WHAT THE EXERCISE ASKS
Copy everything in the data below exactly except the pictures.

DATA FOR THIS EXERCISE
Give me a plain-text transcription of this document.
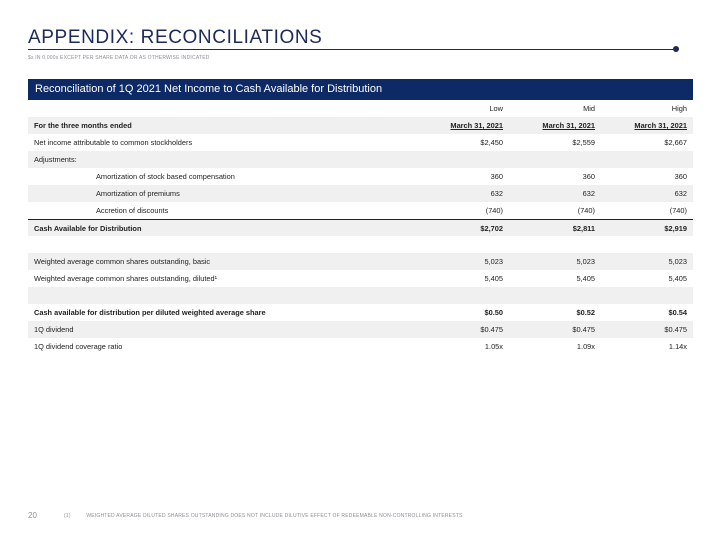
APPENDIX: RECONCILIATIONS
$s IN 0,000s EXCEPT PER SHARE DATA OR AS OTHERWISE INDICATED
Reconciliation of 1Q 2021 Net Income to Cash Available for Distribution
Low	Mid	High
For the three months ended	March 31, 2021	March 31, 2021	March 31, 2021
Net income attributable to common stockholders	$2,450	$2,559	$2,667
Adjustments:
Amortization of stock based compensation	360	360	360
Amortization of premiums	632	632	632
Accretion of discounts	(740)	(740)	(740)
Cash Available for Distribution	$2,702	$2,811	$2,919
Weighted average common shares outstanding, basic	5,023	5,023	5,023
Weighted average common shares outstanding, diluted¹	5,405	5,405	5,405
Cash available for distribution per diluted weighted average share	$0.50	$0.52	$0.54
1Q dividend	$0.475	$0.475	$0.475
1Q dividend coverage ratio	1.05x	1.09x	1.14x
20	(1)	WEIGHTED AVERAGE DILUTED SHARES OUTSTANDING DOES NOT INCLUDE DILUTIVE EFFECT OF REDEEMABLE NON-CONTROLLING INTERESTS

ANSWER TO THE TASK
Give me a plain-text transcription of this document.
APPENDIX: RECONCILIATIONS
$s IN 0,000s EXCEPT PER SHARE DATA OR AS OTHERWISE INDICATED
Reconciliation of 1Q 2021 Net Income to Cash Available for Distribution
Low	Mid	High
For the three months ended	March 31, 2021	March 31, 2021	March 31, 2021
Net income attributable to common stockholders	$2,450	$2,559	$2,667
Adjustments:
Amortization of stock based compensation	360	360	360
Amortization of premiums	632	632	632
Accretion of discounts	(740)	(740)	(740)
Cash Available for Distribution	$2,702	$2,811	$2,919
Weighted average common shares outstanding, basic	5,023	5,023	5,023
Weighted average common shares outstanding, diluted¹	5,405	5,405	5,405
Cash available for distribution per diluted weighted average share	$0.50	$0.52	$0.54
1Q dividend	$0.475	$0.475	$0.475
1Q dividend coverage ratio	1.05x	1.09x	1.14x
20	(1)	WEIGHTED AVERAGE DILUTED SHARES OUTSTANDING DOES NOT INCLUDE DILUTIVE EFFECT OF REDEEMABLE NON-CONTROLLING INTERESTS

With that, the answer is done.